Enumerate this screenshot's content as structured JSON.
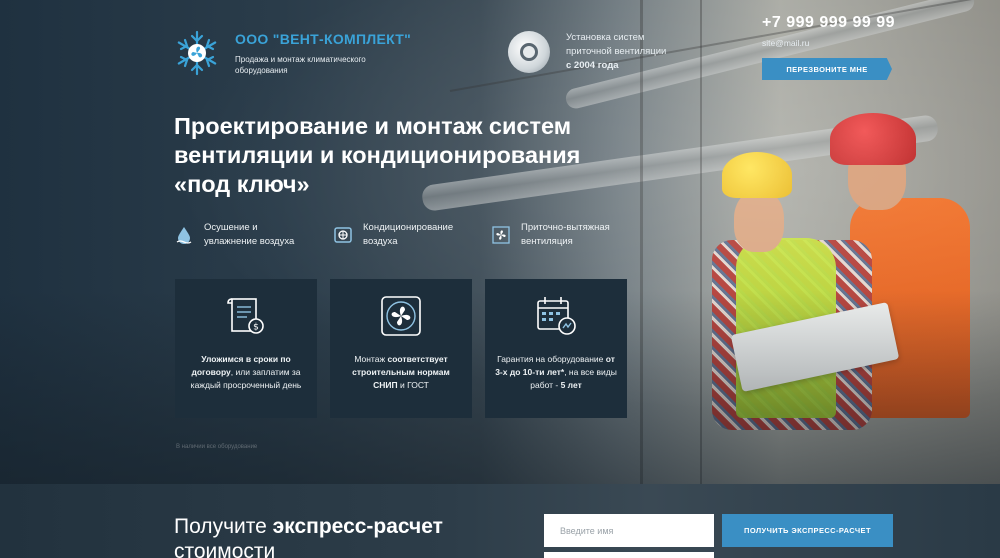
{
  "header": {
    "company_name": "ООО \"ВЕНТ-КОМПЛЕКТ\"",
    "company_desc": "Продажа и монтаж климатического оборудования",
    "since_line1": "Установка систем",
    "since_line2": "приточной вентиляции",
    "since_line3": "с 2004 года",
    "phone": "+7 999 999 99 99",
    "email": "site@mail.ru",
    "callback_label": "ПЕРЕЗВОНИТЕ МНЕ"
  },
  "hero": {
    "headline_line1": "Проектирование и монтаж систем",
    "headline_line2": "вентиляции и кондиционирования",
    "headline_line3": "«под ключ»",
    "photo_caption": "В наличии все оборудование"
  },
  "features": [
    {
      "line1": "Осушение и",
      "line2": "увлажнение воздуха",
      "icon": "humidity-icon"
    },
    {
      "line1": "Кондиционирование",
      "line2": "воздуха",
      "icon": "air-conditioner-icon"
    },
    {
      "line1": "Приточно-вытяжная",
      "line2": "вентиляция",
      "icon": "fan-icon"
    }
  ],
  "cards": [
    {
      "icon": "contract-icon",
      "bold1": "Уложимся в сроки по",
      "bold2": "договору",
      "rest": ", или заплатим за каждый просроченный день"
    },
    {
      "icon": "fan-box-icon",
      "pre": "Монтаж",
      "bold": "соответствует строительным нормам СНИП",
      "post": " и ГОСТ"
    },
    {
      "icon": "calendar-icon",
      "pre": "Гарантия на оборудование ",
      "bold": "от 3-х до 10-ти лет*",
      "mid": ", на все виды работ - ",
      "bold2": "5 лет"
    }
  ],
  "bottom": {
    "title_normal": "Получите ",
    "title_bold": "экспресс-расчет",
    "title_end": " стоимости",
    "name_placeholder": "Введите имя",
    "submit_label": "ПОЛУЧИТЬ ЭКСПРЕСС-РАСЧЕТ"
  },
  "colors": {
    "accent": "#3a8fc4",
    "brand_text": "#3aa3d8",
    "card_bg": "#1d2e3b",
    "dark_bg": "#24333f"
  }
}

● **GOAL OF THE EXERCISE**
Pick every line with "систем" in it and copy it.

● **WRITTEN SOLUTION**
    "since_line1": "Установка систем",
    "headline_line1": "Проектирование и монтаж систем",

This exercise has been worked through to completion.